**Instructions for the task:** Return each line of the data below exactly, omitting any pictures.

-------- Records provided --------

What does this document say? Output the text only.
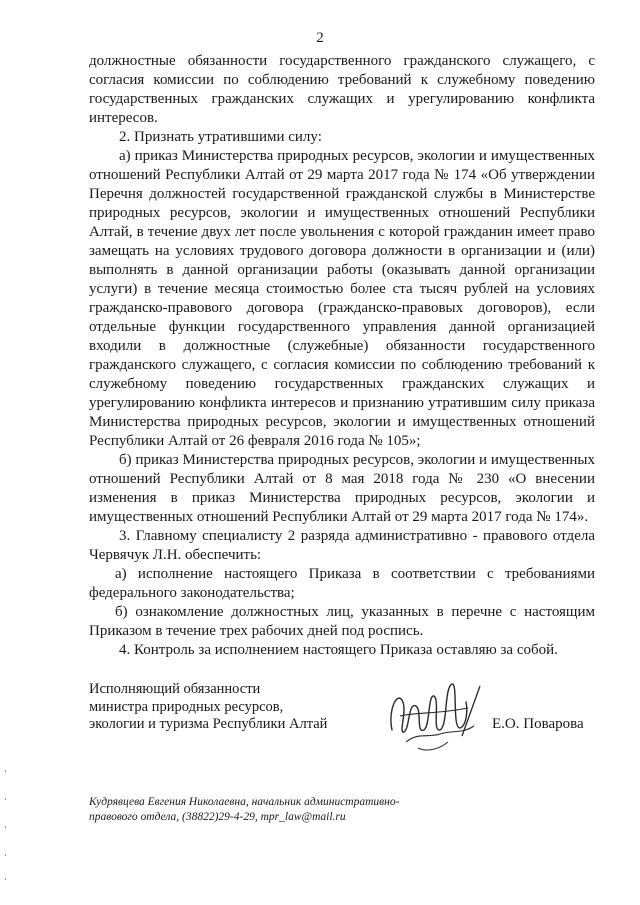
2

должностные обязанности государственного гражданского служащего, с согласия комиссии по соблюдению требований к служебному поведению государственных гражданских служащих и урегулированию конфликта интересов.

2. Признать утратившими силу:

а) приказ Министерства природных ресурсов, экологии и имущественных отношений Республики Алтай от 29 марта 2017 года № 174 «Об утверждении Перечня должностей государственной гражданской службы в Министерстве природных ресурсов, экологии и имущественных отношений Республики Алтай, в течение двух лет после увольнения с которой гражданин имеет право замещать на условиях трудового договора должности в организации и (или) выполнять в данной организации работы (оказывать данной организации услуги) в течение месяца стоимостью более ста тысяч рублей на условиях гражданско-правового договора (гражданско-правовых договоров), если отдельные функции государственного управления данной организацией входили в должностные (служебные) обязанности государственного гражданского служащего, с согласия комиссии по соблюдению требований к служебному поведению государственных гражданских служащих и урегулированию конфликта интересов и признанию утратившим силу приказа Министерства природных ресурсов, экологии и имущественных отношений Республики Алтай от 26 февраля 2016 года № 105»;

б) приказ Министерства природных ресурсов, экологии и имущественных отношений Республики Алтай от 8 мая 2018 года № 230 «О внесении изменения в приказ Министерства природных ресурсов, экологии и имущественных отношений Республики Алтай от 29 марта 2017 года № 174».

3. Главному специалисту 2 разряда административно - правового отдела Червячук Л.Н. обеспечить:

а) исполнение настоящего Приказа в соответствии с требованиями федерального законодательства;

б) ознакомление должностных лиц, указанных в перечне с настоящим Приказом в течение трех рабочих дней под роспись.

4. Контроль за исполнением настоящего Приказа оставляю за собой.

Исполняющий обязанности
министра природных ресурсов,
экологии и туризма Республики Алтай	Е.О. Поварова
Кудрявцева Евгения Николаевна, начальник административно-
правового отдела, (38822)29-4-29, mpr_law@mail.ru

--------

**Result of the task:**
What does this document say? Output the text only.
2

должностные обязанности государственного гражданского служащего, с согласия комиссии по соблюдению требований к служебному поведению государственных гражданских служащих и урегулированию конфликта интересов.

2. Признать утратившими силу:

а) приказ Министерства природных ресурсов, экологии и имущественных отношений Республики Алтай от 29 марта 2017 года № 174 «Об утверждении Перечня должностей государственной гражданской службы в Министерстве природных ресурсов, экологии и имущественных отношений Республики Алтай, в течение двух лет после увольнения с которой гражданин имеет право замещать на условиях трудового договора должности в организации и (или) выполнять в данной организации работы (оказывать данной организации услуги) в течение месяца стоимостью более ста тысяч рублей на условиях гражданско-правового договора (гражданско-правовых договоров), если отдельные функции государственного управления данной организацией входили в должностные (служебные) обязанности государственного гражданского служащего, с согласия комиссии по соблюдению требований к служебному поведению государственных гражданских служащих и урегулированию конфликта интересов и признанию утратившим силу приказа Министерства природных ресурсов, экологии и имущественных отношений Республики Алтай от 26 февраля 2016 года № 105»;

б) приказ Министерства природных ресурсов, экологии и имущественных отношений Республики Алтай от 8 мая 2018 года № 230 «О внесении изменения в приказ Министерства природных ресурсов, экологии и имущественных отношений Республики Алтай от 29 марта 2017 года № 174».

3. Главному специалисту 2 разряда административно - правового отдела Червячук Л.Н. обеспечить:

а) исполнение настоящего Приказа в соответствии с требованиями федерального законодательства;

б) ознакомление должностных лиц, указанных в перечне с настоящим Приказом в течение трех рабочих дней под роспись.

4. Контроль за исполнением настоящего Приказа оставляю за собой.

Исполняющий обязанности
министра природных ресурсов,
экологии и туризма Республики Алтай	Е.О. Поварова
Кудрявцева Евгения Николаевна, начальник административно-
правового отдела, (38822)29-4-29, mpr_law@mail.ru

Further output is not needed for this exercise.